__Source text__:

These hopes were soon dashed. The ‘democratisation’ elicited strong criticism, chiefly on the grounds that the dean was now the agent of the clergy, not the bishop, and therefore lax and lenient in the face of grievous misdeeds and malfeasance. Nor did the diocesan assemblies perform as hoped, partly because of the bishops’ hostility, partly because of the clergy’s own shortcomings. In any case these changes failed to solve the needs of the clergy and seminary and to provide a forum for pastoral interaction and co-operation. The parish reforms were no less disappointing. The 1864 statute (establishing parish councils to raise funds for charity, schools, clergy and the parish church) ran into a wall of popular indifference: few parishes availed themselves of the opportunity to establish a council and, of those that did, they raised scant funds (which, for the most part, went mainly to renovate and beautify their church). By 1869 the reform resorted to an older strategy of ‘reorganising parishes’, i.e. merging them into larger units and reducing resident clerical staffs, with the expectation that a higher parishioner:priest ratio would enable more ample material support. That too failed: parishioners resisted and withheld support (by cutting the voluntary gratuities), while the clergy found that they had to serve many more parishioners for the same income.
Reform in ecclesiastical administration and judiciary failed even to pass from draft to law. Already the butt of lay criticism for red tape and corruption, ecclesiastical administration suffered from hyper-centralisation at the top and under-institutionalisation at the base. And time did not stand still: the workload rose sharply in the post-reform period, making the deficiencies
13The classic critique came in A. N. Murav’ev, ‘O vliianii svetskoi vlasti na dela tserkovnye’ (RGIA, Fond 796, op. 205, d. 643).

__Extracted information__:
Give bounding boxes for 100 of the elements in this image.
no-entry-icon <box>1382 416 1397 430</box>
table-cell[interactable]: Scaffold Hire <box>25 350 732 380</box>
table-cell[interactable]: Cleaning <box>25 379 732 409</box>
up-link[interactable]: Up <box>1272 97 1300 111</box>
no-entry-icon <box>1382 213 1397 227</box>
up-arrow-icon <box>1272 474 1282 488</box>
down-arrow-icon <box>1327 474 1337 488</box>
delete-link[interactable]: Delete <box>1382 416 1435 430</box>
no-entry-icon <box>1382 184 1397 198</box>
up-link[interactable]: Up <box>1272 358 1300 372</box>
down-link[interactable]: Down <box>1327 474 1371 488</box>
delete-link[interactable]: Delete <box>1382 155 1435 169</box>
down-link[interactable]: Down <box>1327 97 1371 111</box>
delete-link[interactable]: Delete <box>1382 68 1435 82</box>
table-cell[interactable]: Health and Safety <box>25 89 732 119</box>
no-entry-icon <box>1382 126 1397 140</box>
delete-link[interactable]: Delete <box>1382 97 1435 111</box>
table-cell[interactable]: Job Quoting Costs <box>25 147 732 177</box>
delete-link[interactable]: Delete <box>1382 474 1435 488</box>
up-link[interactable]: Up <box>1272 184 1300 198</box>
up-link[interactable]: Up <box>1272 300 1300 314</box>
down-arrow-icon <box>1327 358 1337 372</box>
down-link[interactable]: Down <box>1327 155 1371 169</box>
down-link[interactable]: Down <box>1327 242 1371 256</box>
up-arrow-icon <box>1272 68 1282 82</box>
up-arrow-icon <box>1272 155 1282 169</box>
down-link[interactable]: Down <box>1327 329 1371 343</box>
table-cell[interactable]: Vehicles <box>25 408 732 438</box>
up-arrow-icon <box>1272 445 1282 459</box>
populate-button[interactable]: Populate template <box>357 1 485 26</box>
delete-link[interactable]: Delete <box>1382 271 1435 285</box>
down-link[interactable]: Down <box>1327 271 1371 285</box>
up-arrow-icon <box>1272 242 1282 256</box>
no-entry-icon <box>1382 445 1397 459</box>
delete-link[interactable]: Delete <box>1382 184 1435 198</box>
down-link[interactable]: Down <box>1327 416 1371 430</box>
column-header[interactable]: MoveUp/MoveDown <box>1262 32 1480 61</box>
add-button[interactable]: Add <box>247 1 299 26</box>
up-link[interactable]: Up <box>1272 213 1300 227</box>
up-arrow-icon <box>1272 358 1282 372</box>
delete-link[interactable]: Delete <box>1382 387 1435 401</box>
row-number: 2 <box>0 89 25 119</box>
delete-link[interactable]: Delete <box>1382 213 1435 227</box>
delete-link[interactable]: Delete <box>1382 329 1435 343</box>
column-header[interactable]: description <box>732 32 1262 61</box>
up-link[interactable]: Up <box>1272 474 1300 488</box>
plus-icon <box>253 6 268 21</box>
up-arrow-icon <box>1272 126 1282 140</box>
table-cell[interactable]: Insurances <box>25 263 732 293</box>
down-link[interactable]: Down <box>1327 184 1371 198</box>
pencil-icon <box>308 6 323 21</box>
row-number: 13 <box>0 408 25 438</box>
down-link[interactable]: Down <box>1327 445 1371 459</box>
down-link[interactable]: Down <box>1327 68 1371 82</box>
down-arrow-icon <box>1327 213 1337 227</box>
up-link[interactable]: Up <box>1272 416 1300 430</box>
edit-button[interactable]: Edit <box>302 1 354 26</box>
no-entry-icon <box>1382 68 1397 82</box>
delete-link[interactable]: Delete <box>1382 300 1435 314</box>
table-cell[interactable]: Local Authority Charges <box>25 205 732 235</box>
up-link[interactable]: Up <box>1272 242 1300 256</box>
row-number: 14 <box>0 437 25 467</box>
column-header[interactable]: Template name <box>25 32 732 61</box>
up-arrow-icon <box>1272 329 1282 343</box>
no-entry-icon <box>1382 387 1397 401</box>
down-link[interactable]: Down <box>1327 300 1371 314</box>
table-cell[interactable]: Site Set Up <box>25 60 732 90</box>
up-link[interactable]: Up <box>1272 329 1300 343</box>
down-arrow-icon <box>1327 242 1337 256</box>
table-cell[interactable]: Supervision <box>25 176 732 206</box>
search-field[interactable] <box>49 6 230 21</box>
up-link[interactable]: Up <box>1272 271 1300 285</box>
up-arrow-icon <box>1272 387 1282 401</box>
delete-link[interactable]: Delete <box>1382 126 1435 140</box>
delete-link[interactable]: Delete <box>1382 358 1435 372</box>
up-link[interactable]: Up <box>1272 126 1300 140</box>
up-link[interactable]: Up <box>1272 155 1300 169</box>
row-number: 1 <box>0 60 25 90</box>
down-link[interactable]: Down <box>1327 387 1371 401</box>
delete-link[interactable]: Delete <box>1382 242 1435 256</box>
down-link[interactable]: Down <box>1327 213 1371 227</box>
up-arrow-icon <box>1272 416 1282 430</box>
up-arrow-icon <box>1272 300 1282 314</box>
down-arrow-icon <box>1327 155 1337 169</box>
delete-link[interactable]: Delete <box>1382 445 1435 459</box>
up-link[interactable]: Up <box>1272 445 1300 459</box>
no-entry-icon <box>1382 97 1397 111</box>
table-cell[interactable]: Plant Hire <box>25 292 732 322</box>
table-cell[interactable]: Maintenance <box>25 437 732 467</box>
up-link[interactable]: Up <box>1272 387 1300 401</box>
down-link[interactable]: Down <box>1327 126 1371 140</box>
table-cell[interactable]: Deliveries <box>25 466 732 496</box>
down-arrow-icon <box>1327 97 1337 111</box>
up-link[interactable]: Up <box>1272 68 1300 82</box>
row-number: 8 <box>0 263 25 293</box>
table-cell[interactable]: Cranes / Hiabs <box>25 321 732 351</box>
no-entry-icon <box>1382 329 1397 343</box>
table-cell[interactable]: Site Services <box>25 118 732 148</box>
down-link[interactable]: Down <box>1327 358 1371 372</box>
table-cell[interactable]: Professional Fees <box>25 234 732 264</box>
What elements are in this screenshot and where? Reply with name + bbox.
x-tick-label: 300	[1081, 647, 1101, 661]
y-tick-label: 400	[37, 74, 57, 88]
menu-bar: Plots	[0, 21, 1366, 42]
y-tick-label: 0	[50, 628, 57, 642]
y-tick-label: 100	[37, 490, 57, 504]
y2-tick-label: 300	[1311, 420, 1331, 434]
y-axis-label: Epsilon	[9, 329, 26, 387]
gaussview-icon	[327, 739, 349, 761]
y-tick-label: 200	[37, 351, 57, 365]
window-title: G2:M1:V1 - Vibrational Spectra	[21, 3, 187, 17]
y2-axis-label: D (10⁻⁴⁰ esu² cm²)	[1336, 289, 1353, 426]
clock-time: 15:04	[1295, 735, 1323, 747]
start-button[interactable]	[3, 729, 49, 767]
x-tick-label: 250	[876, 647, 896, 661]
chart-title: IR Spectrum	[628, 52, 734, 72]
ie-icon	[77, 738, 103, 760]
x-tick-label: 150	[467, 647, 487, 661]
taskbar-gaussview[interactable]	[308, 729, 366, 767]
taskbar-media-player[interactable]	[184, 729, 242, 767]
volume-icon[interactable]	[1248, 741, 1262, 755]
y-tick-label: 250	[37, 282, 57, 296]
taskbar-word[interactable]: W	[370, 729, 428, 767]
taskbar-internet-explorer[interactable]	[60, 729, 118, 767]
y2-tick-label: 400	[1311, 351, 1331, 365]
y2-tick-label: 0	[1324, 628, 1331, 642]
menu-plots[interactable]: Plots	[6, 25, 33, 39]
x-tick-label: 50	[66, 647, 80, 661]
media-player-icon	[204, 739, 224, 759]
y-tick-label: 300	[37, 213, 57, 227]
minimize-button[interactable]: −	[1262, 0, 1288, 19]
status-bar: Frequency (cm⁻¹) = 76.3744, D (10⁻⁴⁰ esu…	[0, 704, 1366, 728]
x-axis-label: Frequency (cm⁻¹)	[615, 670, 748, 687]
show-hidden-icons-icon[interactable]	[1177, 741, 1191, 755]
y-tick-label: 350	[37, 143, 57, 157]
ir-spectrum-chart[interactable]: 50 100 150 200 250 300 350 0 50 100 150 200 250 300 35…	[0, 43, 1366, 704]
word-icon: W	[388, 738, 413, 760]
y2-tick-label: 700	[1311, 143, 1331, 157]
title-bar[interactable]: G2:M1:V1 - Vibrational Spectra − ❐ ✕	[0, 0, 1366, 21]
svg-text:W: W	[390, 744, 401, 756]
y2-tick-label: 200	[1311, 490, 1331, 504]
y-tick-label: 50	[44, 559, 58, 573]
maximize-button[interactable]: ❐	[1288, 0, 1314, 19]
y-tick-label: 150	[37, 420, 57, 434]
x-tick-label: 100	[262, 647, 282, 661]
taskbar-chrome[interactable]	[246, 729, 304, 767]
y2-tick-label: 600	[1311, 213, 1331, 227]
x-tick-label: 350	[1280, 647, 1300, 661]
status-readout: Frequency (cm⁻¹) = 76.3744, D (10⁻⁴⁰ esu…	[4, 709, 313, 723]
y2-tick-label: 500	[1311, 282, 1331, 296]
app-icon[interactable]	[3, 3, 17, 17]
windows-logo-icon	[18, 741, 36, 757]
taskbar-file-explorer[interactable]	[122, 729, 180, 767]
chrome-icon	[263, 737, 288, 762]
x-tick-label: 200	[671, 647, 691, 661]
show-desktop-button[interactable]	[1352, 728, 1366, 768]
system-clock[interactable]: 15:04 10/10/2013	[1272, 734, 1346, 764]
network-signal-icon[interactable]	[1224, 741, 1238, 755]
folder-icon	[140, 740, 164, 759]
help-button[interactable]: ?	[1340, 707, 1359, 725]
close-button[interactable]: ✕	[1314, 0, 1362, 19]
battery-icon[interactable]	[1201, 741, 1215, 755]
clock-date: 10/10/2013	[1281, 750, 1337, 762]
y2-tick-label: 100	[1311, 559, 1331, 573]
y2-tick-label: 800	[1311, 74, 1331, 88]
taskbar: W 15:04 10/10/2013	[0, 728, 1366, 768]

__Problem description__:
Copy out the passage on church reform word for word, starting with "Reform in ecclesiastical" and going on through "205, d. 643).". None of the material matters for what follows.

__Task answer__:
Reform in ecclesiastical administration and judiciary failed even to pass from draft to law. Already the butt of lay criticism for red tape and corruption, ecclesiastical administration suffered from hyper-centralisation at the top and under-institutionalisation at the base. And time did not stand still: the workload rose sharply in the post-reform period, making the deficiencies
13The classic critique came in A. N. Murav’ev, ‘O vliianii svetskoi vlasti na dela tserkovnye’ (RGIA, Fond 796, op. 205, d. 643).